(Dataset items)
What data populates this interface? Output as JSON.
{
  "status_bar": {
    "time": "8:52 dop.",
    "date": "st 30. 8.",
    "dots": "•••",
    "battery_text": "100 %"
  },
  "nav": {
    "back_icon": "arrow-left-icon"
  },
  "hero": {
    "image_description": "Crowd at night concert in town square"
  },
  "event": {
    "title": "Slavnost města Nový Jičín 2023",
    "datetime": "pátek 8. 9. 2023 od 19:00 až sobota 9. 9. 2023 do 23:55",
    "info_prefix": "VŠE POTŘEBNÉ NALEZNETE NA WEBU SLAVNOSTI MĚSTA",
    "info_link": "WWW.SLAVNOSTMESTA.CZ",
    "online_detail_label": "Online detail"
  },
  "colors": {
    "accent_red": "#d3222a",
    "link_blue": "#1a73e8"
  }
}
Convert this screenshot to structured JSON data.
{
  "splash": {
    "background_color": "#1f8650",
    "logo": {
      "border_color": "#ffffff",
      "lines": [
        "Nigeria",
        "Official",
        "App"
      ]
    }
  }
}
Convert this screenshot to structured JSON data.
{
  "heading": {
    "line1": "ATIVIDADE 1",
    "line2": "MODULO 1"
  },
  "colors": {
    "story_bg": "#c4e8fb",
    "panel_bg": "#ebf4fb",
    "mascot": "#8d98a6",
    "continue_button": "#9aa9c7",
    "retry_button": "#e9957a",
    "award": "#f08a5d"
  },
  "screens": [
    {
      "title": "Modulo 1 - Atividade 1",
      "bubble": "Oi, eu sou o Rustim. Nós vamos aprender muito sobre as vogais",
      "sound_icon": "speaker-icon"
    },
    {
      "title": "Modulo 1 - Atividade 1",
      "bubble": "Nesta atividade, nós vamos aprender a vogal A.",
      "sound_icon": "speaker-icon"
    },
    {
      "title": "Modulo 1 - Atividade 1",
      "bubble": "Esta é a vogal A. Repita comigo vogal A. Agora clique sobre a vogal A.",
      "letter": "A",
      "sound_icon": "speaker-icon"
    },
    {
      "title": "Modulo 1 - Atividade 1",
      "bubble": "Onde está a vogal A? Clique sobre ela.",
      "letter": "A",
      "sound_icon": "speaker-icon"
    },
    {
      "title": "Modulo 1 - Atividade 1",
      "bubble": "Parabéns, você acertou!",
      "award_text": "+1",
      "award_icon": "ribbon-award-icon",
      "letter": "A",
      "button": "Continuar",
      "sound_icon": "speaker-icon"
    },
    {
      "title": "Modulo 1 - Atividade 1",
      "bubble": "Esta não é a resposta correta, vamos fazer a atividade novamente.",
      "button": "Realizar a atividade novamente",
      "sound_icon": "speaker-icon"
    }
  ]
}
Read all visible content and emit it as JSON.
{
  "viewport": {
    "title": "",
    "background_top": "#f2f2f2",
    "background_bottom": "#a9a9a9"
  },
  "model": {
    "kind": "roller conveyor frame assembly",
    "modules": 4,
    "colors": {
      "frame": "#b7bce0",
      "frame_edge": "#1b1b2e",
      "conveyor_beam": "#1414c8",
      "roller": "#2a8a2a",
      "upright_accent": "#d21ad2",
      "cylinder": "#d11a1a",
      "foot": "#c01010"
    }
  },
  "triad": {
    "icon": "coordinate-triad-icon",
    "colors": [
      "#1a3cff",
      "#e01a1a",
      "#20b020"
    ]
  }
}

_YOUR INSTRUCTIONS_. Print every line of the records exactly. Omit nothing.

_REPLY TO THE TASK_.
What data populates this interface? Output as JSON.
{
  "status_bar": {
    "time": "8:52 dop.",
    "date": "st 30. 8.",
    "dots": "•••",
    "battery_text": "100 %"
  },
  "nav": {
    "back_icon": "arrow-left-icon"
  },
  "hero": {
    "image_description": "Crowd at night concert in town square"
  },
  "event": {
    "title": "Slavnost města Nový Jičín 2023",
    "datetime": "pátek 8. 9. 2023 od 19:00 až sobota 9. 9. 2023 do 23:55",
    "info_prefix": "VŠE POTŘEBNÉ NALEZNETE NA WEBU SLAVNOSTI MĚSTA",
    "info_link": "WWW.SLAVNOSTMESTA.CZ",
    "online_detail_label": "Online detail"
  },
  "colors": {
    "accent_red": "#d3222a",
    "link_blue": "#1a73e8"
  }
}
Convert this screenshot to structured JSON data.
{
  "splash": {
    "background_color": "#1f8650",
    "logo": {
      "border_color": "#ffffff",
      "lines": [
        "Nigeria",
        "Official",
        "App"
      ]
    }
  }
}
Convert this screenshot to structured JSON data.
{
  "heading": {
    "line1": "ATIVIDADE 1",
    "line2": "MODULO 1"
  },
  "colors": {
    "story_bg": "#c4e8fb",
    "panel_bg": "#ebf4fb",
    "mascot": "#8d98a6",
    "continue_button": "#9aa9c7",
    "retry_button": "#e9957a",
    "award": "#f08a5d"
  },
  "screens": [
    {
      "title": "Modulo 1 - Atividade 1",
      "bubble": "Oi, eu sou o Rustim. Nós vamos aprender muito sobre as vogais",
      "sound_icon": "speaker-icon"
    },
    {
      "title": "Modulo 1 - Atividade 1",
      "bubble": "Nesta atividade, nós vamos aprender a vogal A.",
      "sound_icon": "speaker-icon"
    },
    {
      "title": "Modulo 1 - Atividade 1",
      "bubble": "Esta é a vogal A. Repita comigo vogal A. Agora clique sobre a vogal A.",
      "letter": "A",
      "sound_icon": "speaker-icon"
    },
    {
      "title": "Modulo 1 - Atividade 1",
      "bubble": "Onde está a vogal A? Clique sobre ela.",
      "letter": "A",
      "sound_icon": "speaker-icon"
    },
    {
      "title": "Modulo 1 - Atividade 1",
      "bubble": "Parabéns, você acertou!",
      "award_text": "+1",
      "award_icon": "ribbon-award-icon",
      "letter": "A",
      "button": "Continuar",
      "sound_icon": "speaker-icon"
    },
    {
      "title": "Modulo 1 - Atividade 1",
      "bubble": "Esta não é a resposta correta, vamos fazer a atividade novamente.",
      "button": "Realizar a atividade novamente",
      "sound_icon": "speaker-icon"
    }
  ]
}
Read all visible content and emit it as JSON.
{
  "viewport": {
    "title": "",
    "background_top": "#f2f2f2",
    "background_bottom": "#a9a9a9"
  },
  "model": {
    "kind": "roller conveyor frame assembly",
    "modules": 4,
    "colors": {
      "frame": "#b7bce0",
      "frame_edge": "#1b1b2e",
      "conveyor_beam": "#1414c8",
      "roller": "#2a8a2a",
      "upright_accent": "#d21ad2",
      "cylinder": "#d11a1a",
      "foot": "#c01010"
    }
  },
  "triad": {
    "icon": "coordinate-triad-icon",
    "colors": [
      "#1a3cff",
      "#e01a1a",
      "#20b020"
    ]
  }
}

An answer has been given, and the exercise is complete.